[Data entries for graphics]
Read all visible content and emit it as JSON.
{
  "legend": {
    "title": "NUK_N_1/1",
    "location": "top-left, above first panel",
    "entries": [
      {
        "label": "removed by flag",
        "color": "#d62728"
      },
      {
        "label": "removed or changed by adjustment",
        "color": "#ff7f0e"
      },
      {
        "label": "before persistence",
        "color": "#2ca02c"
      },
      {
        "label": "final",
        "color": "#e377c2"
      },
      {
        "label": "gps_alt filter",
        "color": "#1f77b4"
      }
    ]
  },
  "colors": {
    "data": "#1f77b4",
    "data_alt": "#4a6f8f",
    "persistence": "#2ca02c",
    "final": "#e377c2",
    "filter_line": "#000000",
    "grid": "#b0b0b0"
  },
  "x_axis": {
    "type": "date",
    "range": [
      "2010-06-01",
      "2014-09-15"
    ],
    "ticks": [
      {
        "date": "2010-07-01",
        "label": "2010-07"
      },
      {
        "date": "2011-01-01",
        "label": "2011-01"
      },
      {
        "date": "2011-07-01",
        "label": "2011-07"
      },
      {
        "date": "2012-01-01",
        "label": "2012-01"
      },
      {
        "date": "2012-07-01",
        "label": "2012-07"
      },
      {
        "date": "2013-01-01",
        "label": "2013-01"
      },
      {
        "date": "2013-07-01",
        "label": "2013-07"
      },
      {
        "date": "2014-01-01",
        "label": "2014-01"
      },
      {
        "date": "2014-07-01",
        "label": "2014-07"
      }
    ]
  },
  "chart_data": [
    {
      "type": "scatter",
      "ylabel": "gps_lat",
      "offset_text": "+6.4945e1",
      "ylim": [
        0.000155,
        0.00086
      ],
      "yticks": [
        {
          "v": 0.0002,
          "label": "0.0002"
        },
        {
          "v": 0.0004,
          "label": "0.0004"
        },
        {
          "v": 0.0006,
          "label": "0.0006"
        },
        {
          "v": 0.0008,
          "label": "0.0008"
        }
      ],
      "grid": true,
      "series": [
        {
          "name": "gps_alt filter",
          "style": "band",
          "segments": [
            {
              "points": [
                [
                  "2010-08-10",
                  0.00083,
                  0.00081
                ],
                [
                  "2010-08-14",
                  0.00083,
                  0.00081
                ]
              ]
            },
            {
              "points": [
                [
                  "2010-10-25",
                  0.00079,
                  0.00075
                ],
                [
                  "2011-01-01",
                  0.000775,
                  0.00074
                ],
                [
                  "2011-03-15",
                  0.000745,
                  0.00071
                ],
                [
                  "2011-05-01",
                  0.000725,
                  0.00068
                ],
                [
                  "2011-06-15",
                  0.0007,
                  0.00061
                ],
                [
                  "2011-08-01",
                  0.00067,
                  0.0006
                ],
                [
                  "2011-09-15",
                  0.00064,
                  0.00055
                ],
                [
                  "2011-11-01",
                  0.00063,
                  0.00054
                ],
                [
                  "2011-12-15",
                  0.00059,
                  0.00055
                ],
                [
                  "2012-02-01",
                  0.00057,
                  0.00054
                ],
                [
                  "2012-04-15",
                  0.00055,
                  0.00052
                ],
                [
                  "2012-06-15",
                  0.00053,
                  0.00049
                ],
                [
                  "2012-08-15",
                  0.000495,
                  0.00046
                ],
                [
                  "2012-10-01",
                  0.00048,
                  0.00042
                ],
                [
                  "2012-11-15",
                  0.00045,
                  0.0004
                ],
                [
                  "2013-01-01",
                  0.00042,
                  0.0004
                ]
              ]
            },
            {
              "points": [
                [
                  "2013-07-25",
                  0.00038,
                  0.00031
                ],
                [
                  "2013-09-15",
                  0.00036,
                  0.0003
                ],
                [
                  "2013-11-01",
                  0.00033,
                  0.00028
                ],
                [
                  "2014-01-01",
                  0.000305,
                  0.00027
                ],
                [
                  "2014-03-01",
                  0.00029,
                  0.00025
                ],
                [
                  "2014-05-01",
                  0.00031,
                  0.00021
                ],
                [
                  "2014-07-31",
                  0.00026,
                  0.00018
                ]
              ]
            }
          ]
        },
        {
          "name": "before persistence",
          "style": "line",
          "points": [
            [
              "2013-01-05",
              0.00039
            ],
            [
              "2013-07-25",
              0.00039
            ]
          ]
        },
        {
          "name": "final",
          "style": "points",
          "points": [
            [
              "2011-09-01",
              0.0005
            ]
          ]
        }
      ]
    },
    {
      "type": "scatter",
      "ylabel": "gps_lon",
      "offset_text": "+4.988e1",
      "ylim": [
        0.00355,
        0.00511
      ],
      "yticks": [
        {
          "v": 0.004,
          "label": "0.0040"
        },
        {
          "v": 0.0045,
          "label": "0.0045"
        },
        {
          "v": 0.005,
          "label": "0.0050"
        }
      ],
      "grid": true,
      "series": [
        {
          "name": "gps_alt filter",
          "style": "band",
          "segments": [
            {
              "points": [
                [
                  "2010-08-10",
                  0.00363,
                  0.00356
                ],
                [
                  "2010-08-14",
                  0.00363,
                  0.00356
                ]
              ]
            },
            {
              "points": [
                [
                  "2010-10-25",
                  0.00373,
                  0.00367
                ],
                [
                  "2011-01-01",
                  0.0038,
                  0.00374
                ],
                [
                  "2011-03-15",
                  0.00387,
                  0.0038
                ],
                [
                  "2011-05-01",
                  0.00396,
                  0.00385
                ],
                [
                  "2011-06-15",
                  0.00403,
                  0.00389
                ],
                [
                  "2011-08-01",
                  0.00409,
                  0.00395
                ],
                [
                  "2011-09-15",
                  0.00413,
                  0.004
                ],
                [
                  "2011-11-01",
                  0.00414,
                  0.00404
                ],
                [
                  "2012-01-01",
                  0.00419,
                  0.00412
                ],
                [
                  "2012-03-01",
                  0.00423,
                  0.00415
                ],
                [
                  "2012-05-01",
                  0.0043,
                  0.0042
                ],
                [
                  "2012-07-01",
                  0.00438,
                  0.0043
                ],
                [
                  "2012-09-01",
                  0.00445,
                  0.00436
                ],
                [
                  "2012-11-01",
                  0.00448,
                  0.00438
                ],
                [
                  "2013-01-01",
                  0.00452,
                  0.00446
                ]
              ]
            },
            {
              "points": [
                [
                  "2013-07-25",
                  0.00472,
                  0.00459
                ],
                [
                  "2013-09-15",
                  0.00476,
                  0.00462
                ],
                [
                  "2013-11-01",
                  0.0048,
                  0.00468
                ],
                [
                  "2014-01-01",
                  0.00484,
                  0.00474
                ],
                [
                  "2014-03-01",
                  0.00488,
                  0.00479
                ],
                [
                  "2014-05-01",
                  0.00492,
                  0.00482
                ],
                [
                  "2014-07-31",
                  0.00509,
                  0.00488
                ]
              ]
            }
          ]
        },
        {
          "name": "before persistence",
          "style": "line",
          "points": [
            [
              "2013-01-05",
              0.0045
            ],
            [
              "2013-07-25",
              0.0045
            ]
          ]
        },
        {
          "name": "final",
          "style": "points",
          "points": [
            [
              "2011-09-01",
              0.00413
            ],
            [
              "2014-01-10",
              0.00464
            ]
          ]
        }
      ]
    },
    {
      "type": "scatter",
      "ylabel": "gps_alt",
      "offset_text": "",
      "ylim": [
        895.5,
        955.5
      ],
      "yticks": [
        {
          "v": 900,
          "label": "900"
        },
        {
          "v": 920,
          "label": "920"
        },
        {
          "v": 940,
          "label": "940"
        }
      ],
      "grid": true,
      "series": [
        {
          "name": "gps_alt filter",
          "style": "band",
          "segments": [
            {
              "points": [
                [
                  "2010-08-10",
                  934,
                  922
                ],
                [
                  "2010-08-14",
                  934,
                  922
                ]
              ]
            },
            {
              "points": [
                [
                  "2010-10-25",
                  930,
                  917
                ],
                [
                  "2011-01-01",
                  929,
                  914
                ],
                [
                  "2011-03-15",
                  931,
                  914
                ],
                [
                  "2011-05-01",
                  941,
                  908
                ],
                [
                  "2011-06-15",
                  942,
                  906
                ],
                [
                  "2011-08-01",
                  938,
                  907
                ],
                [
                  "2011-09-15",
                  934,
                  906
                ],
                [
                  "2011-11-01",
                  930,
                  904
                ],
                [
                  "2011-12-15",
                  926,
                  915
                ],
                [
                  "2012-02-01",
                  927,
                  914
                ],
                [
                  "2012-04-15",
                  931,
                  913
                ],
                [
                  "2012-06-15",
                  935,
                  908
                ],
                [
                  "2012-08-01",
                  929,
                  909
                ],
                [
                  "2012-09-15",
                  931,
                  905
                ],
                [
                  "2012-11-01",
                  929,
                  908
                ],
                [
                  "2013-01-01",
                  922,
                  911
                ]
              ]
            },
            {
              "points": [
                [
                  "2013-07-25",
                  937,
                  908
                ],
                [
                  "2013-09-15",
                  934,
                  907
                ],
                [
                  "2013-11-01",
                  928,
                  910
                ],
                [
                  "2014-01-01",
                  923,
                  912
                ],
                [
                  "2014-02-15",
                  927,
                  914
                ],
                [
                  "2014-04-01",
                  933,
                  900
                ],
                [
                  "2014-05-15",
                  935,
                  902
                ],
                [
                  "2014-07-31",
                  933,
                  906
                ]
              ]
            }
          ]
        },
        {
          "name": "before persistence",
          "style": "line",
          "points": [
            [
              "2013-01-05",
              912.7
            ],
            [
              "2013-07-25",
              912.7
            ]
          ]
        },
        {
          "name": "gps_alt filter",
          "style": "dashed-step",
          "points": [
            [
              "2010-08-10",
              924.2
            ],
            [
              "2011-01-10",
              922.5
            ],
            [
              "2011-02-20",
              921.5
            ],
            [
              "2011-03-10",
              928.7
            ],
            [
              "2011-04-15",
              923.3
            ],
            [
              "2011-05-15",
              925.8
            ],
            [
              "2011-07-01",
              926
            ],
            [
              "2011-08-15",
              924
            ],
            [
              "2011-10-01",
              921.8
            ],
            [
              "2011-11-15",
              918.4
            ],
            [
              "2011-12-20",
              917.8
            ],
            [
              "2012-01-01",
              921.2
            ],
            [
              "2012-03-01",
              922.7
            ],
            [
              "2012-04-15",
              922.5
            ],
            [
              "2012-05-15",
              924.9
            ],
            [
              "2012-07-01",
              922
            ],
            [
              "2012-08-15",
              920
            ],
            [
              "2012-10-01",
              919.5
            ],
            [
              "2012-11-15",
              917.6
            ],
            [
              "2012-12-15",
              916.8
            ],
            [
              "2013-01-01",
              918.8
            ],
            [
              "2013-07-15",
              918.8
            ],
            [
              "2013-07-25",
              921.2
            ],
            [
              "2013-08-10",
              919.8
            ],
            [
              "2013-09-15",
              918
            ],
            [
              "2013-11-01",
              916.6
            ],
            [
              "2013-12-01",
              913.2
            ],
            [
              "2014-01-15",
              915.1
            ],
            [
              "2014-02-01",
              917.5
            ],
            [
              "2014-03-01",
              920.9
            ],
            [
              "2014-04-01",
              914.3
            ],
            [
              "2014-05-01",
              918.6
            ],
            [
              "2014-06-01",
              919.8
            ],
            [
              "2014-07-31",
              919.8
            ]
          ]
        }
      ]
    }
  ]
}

:: Task to carry out ::
Say how many lines of the data hold the string "ylabel". Reply with the number alone.

:: Answer in full ::
3